Isolate every line in the records below with "расходы" in it.

Saved entries
**********
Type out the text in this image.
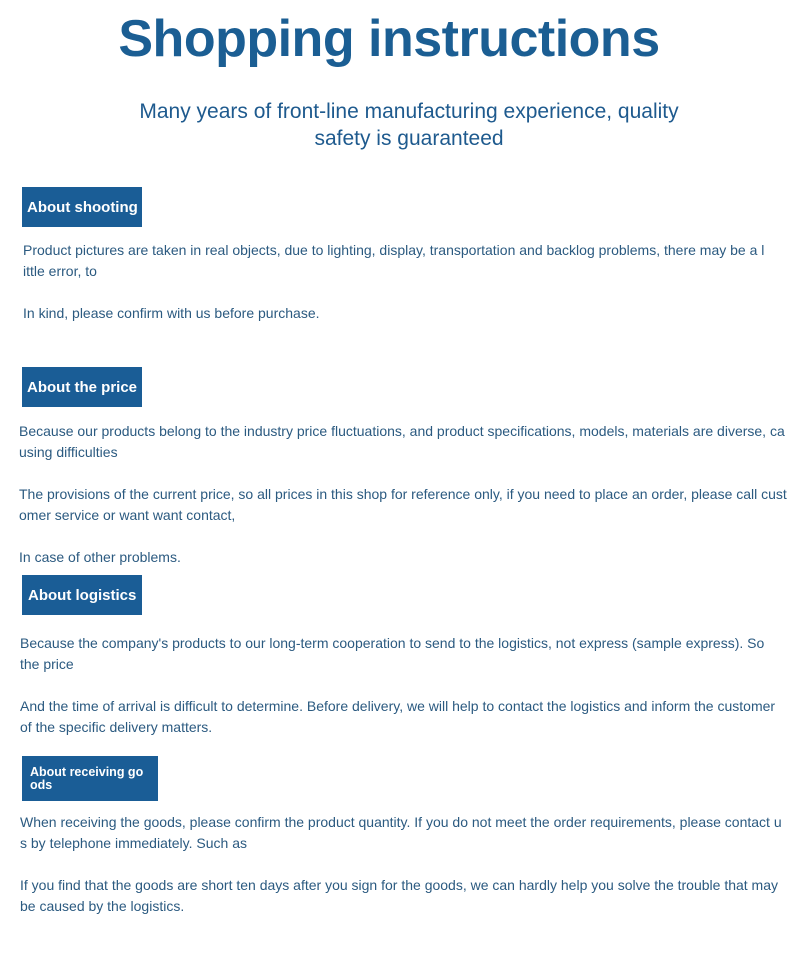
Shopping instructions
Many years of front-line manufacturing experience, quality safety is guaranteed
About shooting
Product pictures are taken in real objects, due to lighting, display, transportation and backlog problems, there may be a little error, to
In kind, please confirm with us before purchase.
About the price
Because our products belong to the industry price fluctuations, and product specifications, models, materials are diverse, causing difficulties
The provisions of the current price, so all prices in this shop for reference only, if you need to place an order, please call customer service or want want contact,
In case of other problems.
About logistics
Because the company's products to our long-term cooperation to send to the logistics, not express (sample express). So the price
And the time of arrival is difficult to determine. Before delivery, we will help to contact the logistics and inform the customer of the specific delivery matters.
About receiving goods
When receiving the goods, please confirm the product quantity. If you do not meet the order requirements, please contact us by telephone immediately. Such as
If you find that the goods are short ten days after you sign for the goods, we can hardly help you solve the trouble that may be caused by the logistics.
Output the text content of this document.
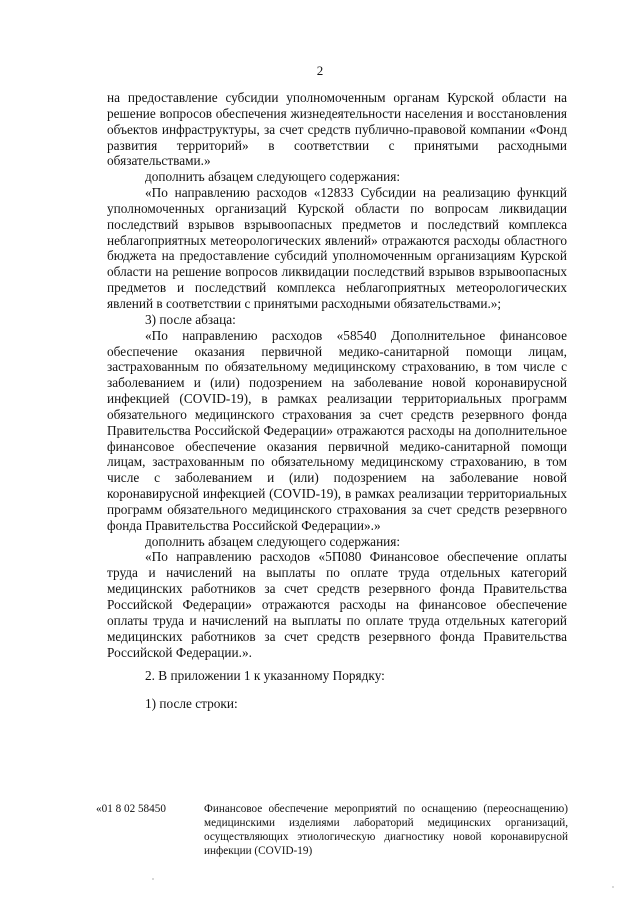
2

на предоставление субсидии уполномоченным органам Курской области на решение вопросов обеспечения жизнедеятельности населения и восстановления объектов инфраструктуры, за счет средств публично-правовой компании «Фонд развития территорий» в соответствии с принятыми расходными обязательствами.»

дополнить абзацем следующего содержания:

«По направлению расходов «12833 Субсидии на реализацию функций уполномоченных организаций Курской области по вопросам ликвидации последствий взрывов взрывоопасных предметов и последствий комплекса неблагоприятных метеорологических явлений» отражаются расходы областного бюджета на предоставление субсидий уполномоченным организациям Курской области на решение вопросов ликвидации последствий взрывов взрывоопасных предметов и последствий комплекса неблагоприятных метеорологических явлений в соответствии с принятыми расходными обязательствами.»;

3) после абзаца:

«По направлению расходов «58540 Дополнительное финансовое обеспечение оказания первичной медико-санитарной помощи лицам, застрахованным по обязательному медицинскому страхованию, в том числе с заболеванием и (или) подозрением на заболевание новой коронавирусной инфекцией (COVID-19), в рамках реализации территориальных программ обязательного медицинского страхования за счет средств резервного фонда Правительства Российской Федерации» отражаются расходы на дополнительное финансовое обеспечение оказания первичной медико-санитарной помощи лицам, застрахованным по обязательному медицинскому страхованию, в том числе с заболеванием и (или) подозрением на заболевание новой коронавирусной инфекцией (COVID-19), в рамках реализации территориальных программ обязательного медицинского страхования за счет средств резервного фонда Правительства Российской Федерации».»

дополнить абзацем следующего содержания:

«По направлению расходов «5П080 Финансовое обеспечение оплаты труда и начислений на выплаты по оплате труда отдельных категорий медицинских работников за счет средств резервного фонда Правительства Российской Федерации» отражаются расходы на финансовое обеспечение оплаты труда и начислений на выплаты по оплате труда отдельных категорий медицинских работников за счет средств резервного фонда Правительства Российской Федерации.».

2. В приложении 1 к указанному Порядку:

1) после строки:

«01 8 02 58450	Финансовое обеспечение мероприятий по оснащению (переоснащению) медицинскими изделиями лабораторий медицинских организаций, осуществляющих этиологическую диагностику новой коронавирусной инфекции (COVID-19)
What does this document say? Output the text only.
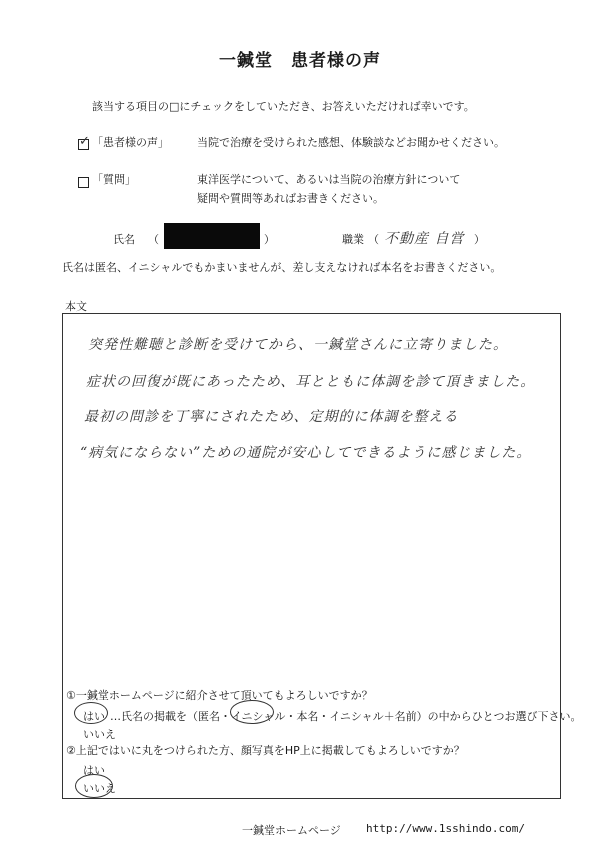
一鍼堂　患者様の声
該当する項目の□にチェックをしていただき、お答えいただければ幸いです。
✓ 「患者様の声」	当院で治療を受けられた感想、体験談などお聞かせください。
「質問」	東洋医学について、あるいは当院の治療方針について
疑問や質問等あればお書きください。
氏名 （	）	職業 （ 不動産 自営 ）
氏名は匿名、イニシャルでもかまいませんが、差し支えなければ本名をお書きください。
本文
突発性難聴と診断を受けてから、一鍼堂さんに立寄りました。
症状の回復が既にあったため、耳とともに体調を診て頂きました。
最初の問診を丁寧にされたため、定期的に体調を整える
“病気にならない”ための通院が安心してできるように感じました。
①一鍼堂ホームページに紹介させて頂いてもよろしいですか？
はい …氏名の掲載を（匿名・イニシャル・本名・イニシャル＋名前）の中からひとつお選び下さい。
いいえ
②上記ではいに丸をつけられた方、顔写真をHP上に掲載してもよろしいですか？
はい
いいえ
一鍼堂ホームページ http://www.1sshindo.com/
**********
▶ _Response for this exercise_:
«По направлению расходов «12833 Субсидии на реализацию функций уполномоченных организаций Курской области по вопросам ликвидации последствий взрывов взрывоопасных предметов и последствий комплекса неблагоприятных метеорологических явлений» отражаются расходы областного бюджета на предоставление субсидий уполномоченным организациям Курской области на решение вопросов ликвидации последствий взрывов взрывоопасных предметов и последствий комплекса неблагоприятных метеорологических явлений в соответствии с принятыми расходными обязательствами.»;
«По направлению расходов «58540 Дополнительное финансовое обеспечение оказания первичной медико-санитарной помощи лицам, застрахованным по обязательному медицинскому страхованию, в том числе с заболеванием и (или) подозрением на заболевание новой коронавирусной инфекцией (COVID-19), в рамках реализации территориальных программ обязательного медицинского страхования за счет средств резервного фонда Правительства Российской Федерации» отражаются расходы на дополнительное финансовое обеспечение оказания первичной медико-санитарной помощи лицам, застрахованным по обязательному медицинскому страхованию, в том числе с заболеванием и (или) подозрением на заболевание новой коронавирусной инфекцией (COVID-19), в рамках реализации территориальных программ обязательного медицинского страхования за счет средств резервного фонда Правительства Российской Федерации».»
«По направлению расходов «5П080 Финансовое обеспечение оплаты труда и начислений на выплаты по оплате труда отдельных категорий медицинских работников за счет средств резервного фонда Правительства Российской Федерации» отражаются расходы на финансовое обеспечение оплаты труда и начислений на выплаты по оплате труда отдельных категорий медицинских работников за счет средств резервного фонда Правительства Российской Федерации.».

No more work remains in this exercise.